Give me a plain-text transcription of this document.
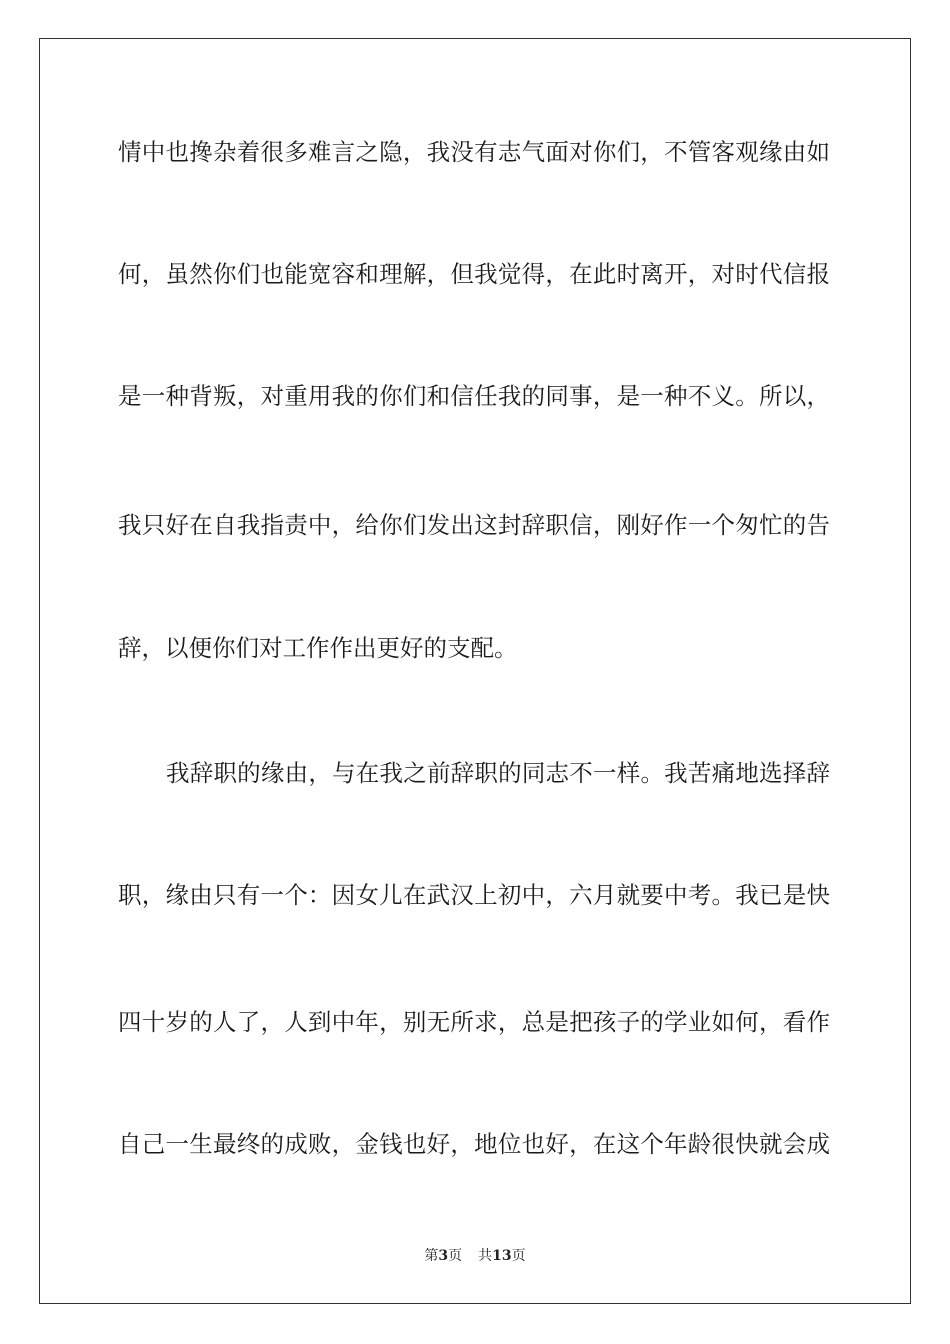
情中也搀杂着很多难言之隐，我没有志气面对你们，不管客观缘由如
何，虽然你们也能宽容和理解，但我觉得，在此时离开，对时代信报
是一种背叛，对重用我的你们和信任我的同事，是一种不义。所以，
我只好在自我指责中，给你们发出这封辞职信，刚好作一个匆忙的告
辞，以便你们对工作作出更好的支配。
我辞职的缘由，与在我之前辞职的同志不一样。我苦痛地选择辞
职，缘由只有一个：因女儿在武汉上初中，六月就要中考。我已是快
四十岁的人了，人到中年，别无所求，总是把孩子的学业如何，看作
自己一生最终的成败，金钱也好，地位也好，在这个年龄很快就会成
第3页 共13页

_ _ _

What the task asks:
Write the full listing out again with every line unchanged, but include no pictures.

Solution for this problem:
Give me a plain-text transcription of this document.
情中也搀杂着很多难言之隐，我没有志气面对你们，不管客观缘由如
何，虽然你们也能宽容和理解，但我觉得，在此时离开，对时代信报
是一种背叛，对重用我的你们和信任我的同事，是一种不义。所以，
我只好在自我指责中，给你们发出这封辞职信，刚好作一个匆忙的告
辞，以便你们对工作作出更好的支配。
我辞职的缘由，与在我之前辞职的同志不一样。我苦痛地选择辞
职，缘由只有一个：因女儿在武汉上初中，六月就要中考。我已是快
四十岁的人了，人到中年，别无所求，总是把孩子的学业如何，看作
自己一生最终的成败，金钱也好，地位也好，在这个年龄很快就会成
第3页 共13页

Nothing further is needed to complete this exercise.